WHAT IS ASKED ▸
Drop every picture and give the entries back exactly.

DATA FOR THE TASK ▸
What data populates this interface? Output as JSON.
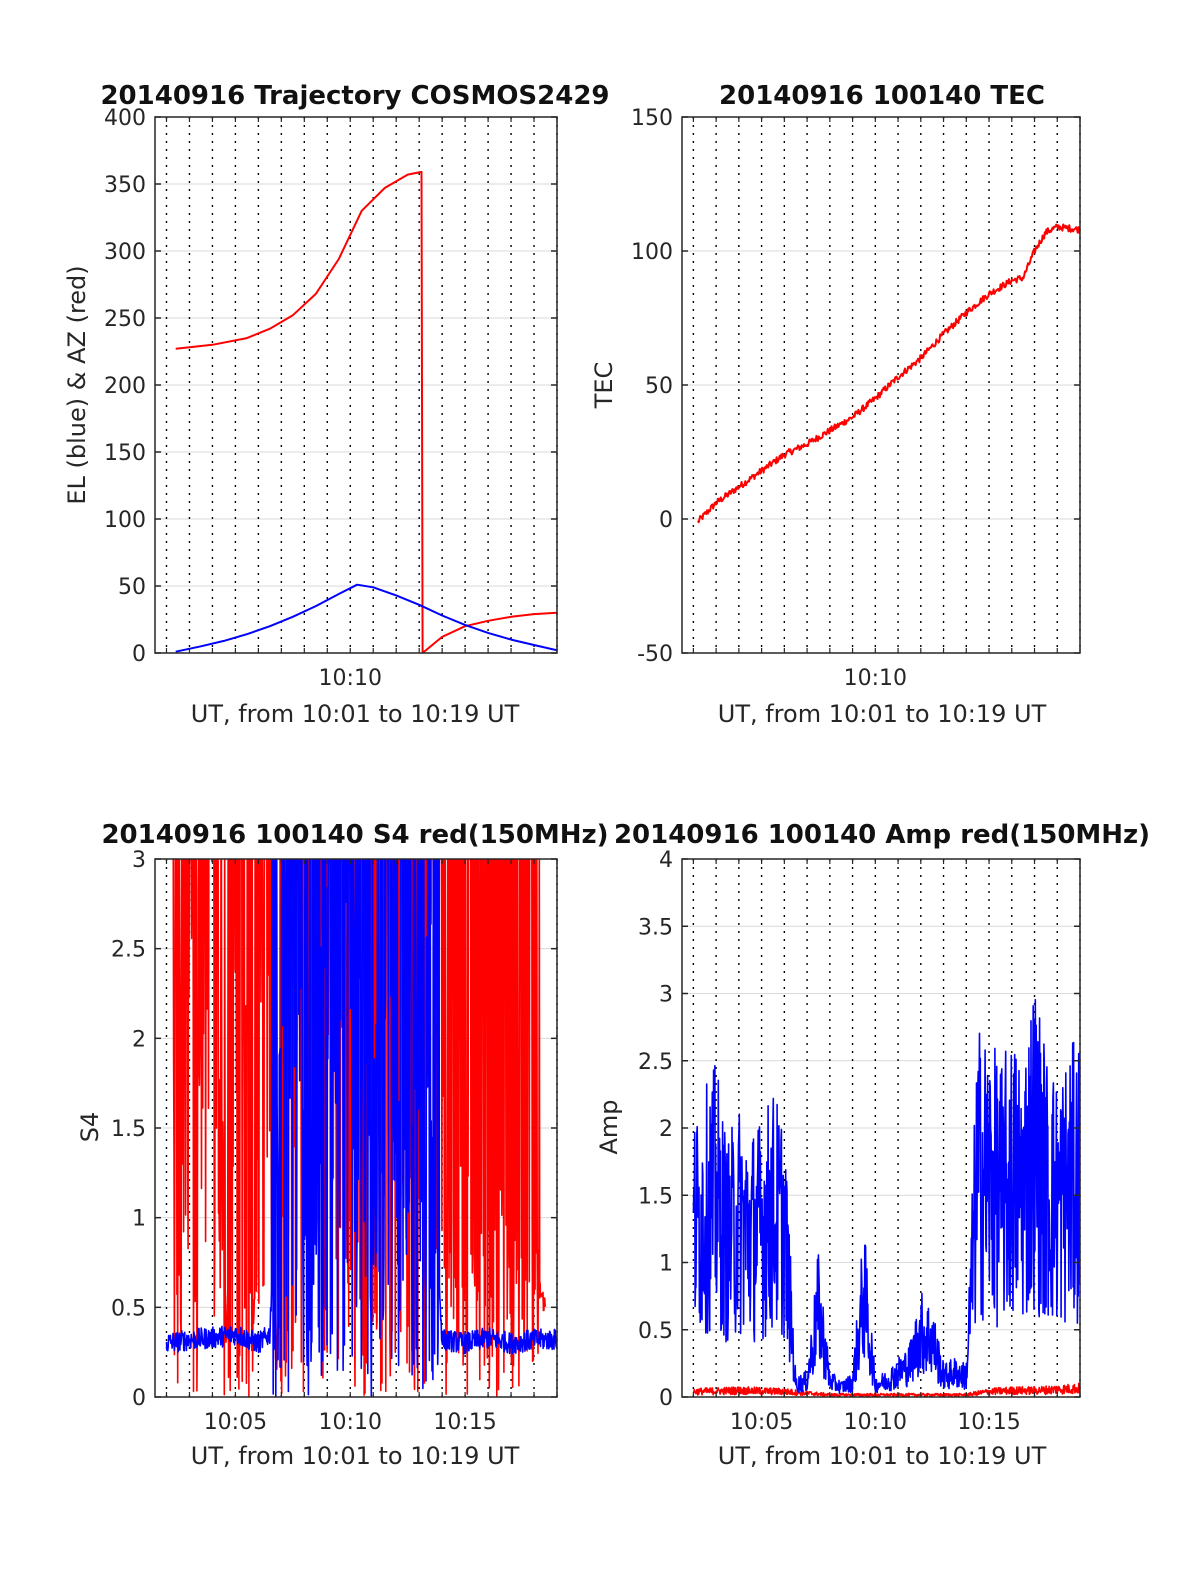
{
  "figure": {
    "time_axis": {
      "start_min": 1.5,
      "end_min": 19.0,
      "hour": 10
    },
    "colors": {
      "az": "#ff0000",
      "el": "#0000ff",
      "grid_h": "#d9d9d9",
      "grid_v": "#000000",
      "axes": "#262626"
    }
  },
  "chart_data": [
    {
      "id": "trajectory",
      "type": "line",
      "title": "20140916 Trajectory COSMOS2429",
      "xlabel": "UT, from 10:01 to 10:19 UT",
      "ylabel": "EL (blue) & AZ (red)",
      "xlim": [
        1.5,
        19.0
      ],
      "ylim": [
        0,
        400
      ],
      "yticks": [
        0,
        50,
        100,
        150,
        200,
        250,
        300,
        350,
        400
      ],
      "ytick_labels": [
        "0",
        "50",
        "100",
        "150",
        "200",
        "250",
        "300",
        "350",
        "400"
      ],
      "xticks": [
        10
      ],
      "xtick_labels": [
        "10:10"
      ],
      "series": [
        {
          "color": "#ff0000",
          "x": [
            2.4,
            4,
            5.5,
            6.5,
            7.5,
            8.5,
            9.5,
            10.5,
            11.5,
            12.5,
            13.1,
            13.15,
            14,
            15,
            16,
            17,
            18,
            19
          ],
          "y": [
            227,
            230,
            235,
            242,
            252,
            268,
            294,
            330,
            347,
            357,
            359,
            0,
            12,
            20,
            24,
            27,
            29,
            30
          ]
        },
        {
          "color": "#0000ff",
          "x": [
            2.4,
            3.5,
            4.5,
            5.5,
            6.5,
            7.5,
            8.5,
            9.5,
            10.3,
            11,
            12,
            13,
            14,
            15,
            16,
            17,
            18,
            19
          ],
          "y": [
            1,
            5,
            9,
            14,
            20,
            27,
            35,
            44,
            51,
            49,
            43,
            36,
            28,
            21,
            15,
            10,
            6,
            2
          ]
        }
      ]
    },
    {
      "id": "tec",
      "type": "line",
      "title": "20140916 100140 TEC",
      "xlabel": "UT, from 10:01 to 10:19 UT",
      "ylabel": "TEC",
      "xlim": [
        1.5,
        19.0
      ],
      "ylim": [
        -50,
        150
      ],
      "yticks": [
        -50,
        0,
        50,
        100,
        150
      ],
      "ytick_labels": [
        "-50",
        "0",
        "50",
        "100",
        "150"
      ],
      "xticks": [
        10
      ],
      "xtick_labels": [
        "10:10"
      ],
      "series": [
        {
          "color": "#ff0000",
          "x": [
            2.2,
            3,
            4,
            5,
            6,
            7,
            8,
            9,
            10,
            11,
            12,
            13,
            14,
            15,
            16,
            16.5,
            17,
            17.5,
            18,
            19
          ],
          "y": [
            -1,
            6,
            12,
            18,
            24,
            28,
            33,
            38,
            45,
            53,
            60,
            69,
            77,
            84,
            89,
            90,
            100,
            107,
            109,
            108
          ]
        }
      ]
    },
    {
      "id": "s4",
      "type": "line",
      "title": "20140916 100140 S4 red(150MHz)",
      "xlabel": "UT, from 10:01 to 10:19 UT",
      "ylabel": "S4",
      "xlim": [
        1.5,
        19.0
      ],
      "ylim": [
        0,
        3
      ],
      "yticks": [
        0,
        0.5,
        1,
        1.5,
        2,
        2.5,
        3
      ],
      "ytick_labels": [
        "0",
        "0.5",
        "1",
        "1.5",
        "2",
        "2.5",
        "3"
      ],
      "xticks": [
        5,
        10,
        15
      ],
      "xtick_labels": [
        "10:05",
        "10:10",
        "10:15"
      ],
      "series": [
        {
          "color": "#ff0000",
          "x": [
            2.2,
            2.6,
            3,
            3.4,
            3.8,
            4.2,
            4.6,
            5.2,
            5.8,
            6.4,
            6.8,
            7.5,
            8.5,
            9.5,
            10.5,
            11.5,
            12.2,
            12.8,
            13.3,
            13.8,
            14.5,
            15.5,
            16.5,
            17.5,
            18.5
          ],
          "y": [
            2.4,
            2.1,
            2.7,
            1.9,
            2.6,
            2.9,
            0.3,
            2.8,
            0.4,
            3.0,
            0.2,
            2.7,
            2.5,
            1.8,
            2.2,
            1.5,
            2.4,
            0.8,
            2.6,
            2.2,
            1.5,
            0.6,
            1.0,
            0.9,
            0.5
          ]
        },
        {
          "color": "#0000ff",
          "x": [
            2,
            3,
            4,
            5,
            6,
            6.5,
            7.2,
            7.6,
            8.2,
            8.6,
            9.2,
            9.6,
            10.2,
            10.8,
            11.4,
            12,
            12.6,
            13.2,
            14,
            15,
            16,
            17,
            18,
            19
          ],
          "y": [
            0.3,
            0.32,
            0.33,
            0.35,
            0.3,
            0.35,
            2.8,
            2.3,
            0.6,
            2.4,
            2.0,
            2.6,
            1.9,
            1.3,
            2.0,
            1.5,
            0.9,
            2.2,
            0.32,
            0.3,
            0.33,
            0.3,
            0.32,
            0.32
          ]
        }
      ]
    },
    {
      "id": "amp",
      "type": "line",
      "title": "20140916 100140 Amp red(150MHz)",
      "xlabel": "UT, from 10:01 to 10:19 UT",
      "ylabel": "Amp",
      "xlim": [
        1.5,
        19.0
      ],
      "ylim": [
        0,
        4
      ],
      "yticks": [
        0,
        0.5,
        1,
        1.5,
        2,
        2.5,
        3,
        3.5,
        4
      ],
      "ytick_labels": [
        "0",
        "0.5",
        "1",
        "1.5",
        "2",
        "2.5",
        "3",
        "3.5",
        "4"
      ],
      "xticks": [
        5,
        10,
        15
      ],
      "xtick_labels": [
        "10:05",
        "10:10",
        "10:15"
      ],
      "series": [
        {
          "color": "#ff0000",
          "x": [
            2,
            4,
            6,
            8,
            10,
            12,
            14,
            15,
            16,
            17,
            18,
            19
          ],
          "y": [
            0.05,
            0.06,
            0.05,
            0.02,
            0.02,
            0.02,
            0.02,
            0.05,
            0.06,
            0.06,
            0.07,
            0.08
          ]
        },
        {
          "color": "#0000ff",
          "x": [
            2,
            2.5,
            3,
            3.5,
            4,
            4.5,
            5,
            5.5,
            6,
            6.5,
            7,
            7.5,
            8,
            8.5,
            9,
            9.5,
            10,
            10.5,
            11,
            11.5,
            12,
            12.5,
            13,
            13.5,
            14,
            14.5,
            15,
            15.5,
            16,
            16.5,
            17,
            17.5,
            18,
            18.5,
            19
          ],
          "y": [
            2.1,
            2.3,
            2.5,
            1.9,
            2.2,
            2.0,
            2.1,
            2.3,
            2.1,
            0.15,
            0.2,
            1.1,
            0.2,
            0.12,
            0.18,
            1.3,
            0.15,
            0.2,
            0.3,
            0.4,
            0.8,
            0.7,
            0.25,
            0.3,
            0.25,
            2.8,
            2.7,
            2.5,
            2.7,
            2.6,
            3.2,
            2.6,
            2.4,
            2.6,
            2.7
          ]
        }
      ]
    }
  ]
}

THE SOLUTION ▸
What data populates this interface? Output as JSON.
{
  "figure": {
    "time_axis": {
      "start_min": 1.5,
      "end_min": 19.0,
      "hour": 10
    },
    "colors": {
      "az": "#ff0000",
      "el": "#0000ff",
      "grid_h": "#d9d9d9",
      "grid_v": "#000000",
      "axes": "#262626"
    }
  },
  "chart_data": [
    {
      "id": "trajectory",
      "type": "line",
      "title": "20140916 Trajectory COSMOS2429",
      "xlabel": "UT, from 10:01 to 10:19 UT",
      "ylabel": "EL (blue) & AZ (red)",
      "xlim": [
        1.5,
        19.0
      ],
      "ylim": [
        0,
        400
      ],
      "yticks": [
        0,
        50,
        100,
        150,
        200,
        250,
        300,
        350,
        400
      ],
      "ytick_labels": [
        "0",
        "50",
        "100",
        "150",
        "200",
        "250",
        "300",
        "350",
        "400"
      ],
      "xticks": [
        10
      ],
      "xtick_labels": [
        "10:10"
      ],
      "series": [
        {
          "color": "#ff0000",
          "x": [
            2.4,
            4,
            5.5,
            6.5,
            7.5,
            8.5,
            9.5,
            10.5,
            11.5,
            12.5,
            13.1,
            13.15,
            14,
            15,
            16,
            17,
            18,
            19
          ],
          "y": [
            227,
            230,
            235,
            242,
            252,
            268,
            294,
            330,
            347,
            357,
            359,
            0,
            12,
            20,
            24,
            27,
            29,
            30
          ]
        },
        {
          "color": "#0000ff",
          "x": [
            2.4,
            3.5,
            4.5,
            5.5,
            6.5,
            7.5,
            8.5,
            9.5,
            10.3,
            11,
            12,
            13,
            14,
            15,
            16,
            17,
            18,
            19
          ],
          "y": [
            1,
            5,
            9,
            14,
            20,
            27,
            35,
            44,
            51,
            49,
            43,
            36,
            28,
            21,
            15,
            10,
            6,
            2
          ]
        }
      ]
    },
    {
      "id": "tec",
      "type": "line",
      "title": "20140916 100140 TEC",
      "xlabel": "UT, from 10:01 to 10:19 UT",
      "ylabel": "TEC",
      "xlim": [
        1.5,
        19.0
      ],
      "ylim": [
        -50,
        150
      ],
      "yticks": [
        -50,
        0,
        50,
        100,
        150
      ],
      "ytick_labels": [
        "-50",
        "0",
        "50",
        "100",
        "150"
      ],
      "xticks": [
        10
      ],
      "xtick_labels": [
        "10:10"
      ],
      "series": [
        {
          "color": "#ff0000",
          "x": [
            2.2,
            3,
            4,
            5,
            6,
            7,
            8,
            9,
            10,
            11,
            12,
            13,
            14,
            15,
            16,
            16.5,
            17,
            17.5,
            18,
            19
          ],
          "y": [
            -1,
            6,
            12,
            18,
            24,
            28,
            33,
            38,
            45,
            53,
            60,
            69,
            77,
            84,
            89,
            90,
            100,
            107,
            109,
            108
          ]
        }
      ]
    },
    {
      "id": "s4",
      "type": "line",
      "title": "20140916 100140 S4 red(150MHz)",
      "xlabel": "UT, from 10:01 to 10:19 UT",
      "ylabel": "S4",
      "xlim": [
        1.5,
        19.0
      ],
      "ylim": [
        0,
        3
      ],
      "yticks": [
        0,
        0.5,
        1,
        1.5,
        2,
        2.5,
        3
      ],
      "ytick_labels": [
        "0",
        "0.5",
        "1",
        "1.5",
        "2",
        "2.5",
        "3"
      ],
      "xticks": [
        5,
        10,
        15
      ],
      "xtick_labels": [
        "10:05",
        "10:10",
        "10:15"
      ],
      "series": [
        {
          "color": "#ff0000",
          "x": [
            2.2,
            2.6,
            3,
            3.4,
            3.8,
            4.2,
            4.6,
            5.2,
            5.8,
            6.4,
            6.8,
            7.5,
            8.5,
            9.5,
            10.5,
            11.5,
            12.2,
            12.8,
            13.3,
            13.8,
            14.5,
            15.5,
            16.5,
            17.5,
            18.5
          ],
          "y": [
            2.4,
            2.1,
            2.7,
            1.9,
            2.6,
            2.9,
            0.3,
            2.8,
            0.4,
            3.0,
            0.2,
            2.7,
            2.5,
            1.8,
            2.2,
            1.5,
            2.4,
            0.8,
            2.6,
            2.2,
            1.5,
            0.6,
            1.0,
            0.9,
            0.5
          ]
        },
        {
          "color": "#0000ff",
          "x": [
            2,
            3,
            4,
            5,
            6,
            6.5,
            7.2,
            7.6,
            8.2,
            8.6,
            9.2,
            9.6,
            10.2,
            10.8,
            11.4,
            12,
            12.6,
            13.2,
            14,
            15,
            16,
            17,
            18,
            19
          ],
          "y": [
            0.3,
            0.32,
            0.33,
            0.35,
            0.3,
            0.35,
            2.8,
            2.3,
            0.6,
            2.4,
            2.0,
            2.6,
            1.9,
            1.3,
            2.0,
            1.5,
            0.9,
            2.2,
            0.32,
            0.3,
            0.33,
            0.3,
            0.32,
            0.32
          ]
        }
      ]
    },
    {
      "id": "amp",
      "type": "line",
      "title": "20140916 100140 Amp red(150MHz)",
      "xlabel": "UT, from 10:01 to 10:19 UT",
      "ylabel": "Amp",
      "xlim": [
        1.5,
        19.0
      ],
      "ylim": [
        0,
        4
      ],
      "yticks": [
        0,
        0.5,
        1,
        1.5,
        2,
        2.5,
        3,
        3.5,
        4
      ],
      "ytick_labels": [
        "0",
        "0.5",
        "1",
        "1.5",
        "2",
        "2.5",
        "3",
        "3.5",
        "4"
      ],
      "xticks": [
        5,
        10,
        15
      ],
      "xtick_labels": [
        "10:05",
        "10:10",
        "10:15"
      ],
      "series": [
        {
          "color": "#ff0000",
          "x": [
            2,
            4,
            6,
            8,
            10,
            12,
            14,
            15,
            16,
            17,
            18,
            19
          ],
          "y": [
            0.05,
            0.06,
            0.05,
            0.02,
            0.02,
            0.02,
            0.02,
            0.05,
            0.06,
            0.06,
            0.07,
            0.08
          ]
        },
        {
          "color": "#0000ff",
          "x": [
            2,
            2.5,
            3,
            3.5,
            4,
            4.5,
            5,
            5.5,
            6,
            6.5,
            7,
            7.5,
            8,
            8.5,
            9,
            9.5,
            10,
            10.5,
            11,
            11.5,
            12,
            12.5,
            13,
            13.5,
            14,
            14.5,
            15,
            15.5,
            16,
            16.5,
            17,
            17.5,
            18,
            18.5,
            19
          ],
          "y": [
            2.1,
            2.3,
            2.5,
            1.9,
            2.2,
            2.0,
            2.1,
            2.3,
            2.1,
            0.15,
            0.2,
            1.1,
            0.2,
            0.12,
            0.18,
            1.3,
            0.15,
            0.2,
            0.3,
            0.4,
            0.8,
            0.7,
            0.25,
            0.3,
            0.25,
            2.8,
            2.7,
            2.5,
            2.7,
            2.6,
            3.2,
            2.6,
            2.4,
            2.6,
            2.7
          ]
        }
      ]
    }
  ]
}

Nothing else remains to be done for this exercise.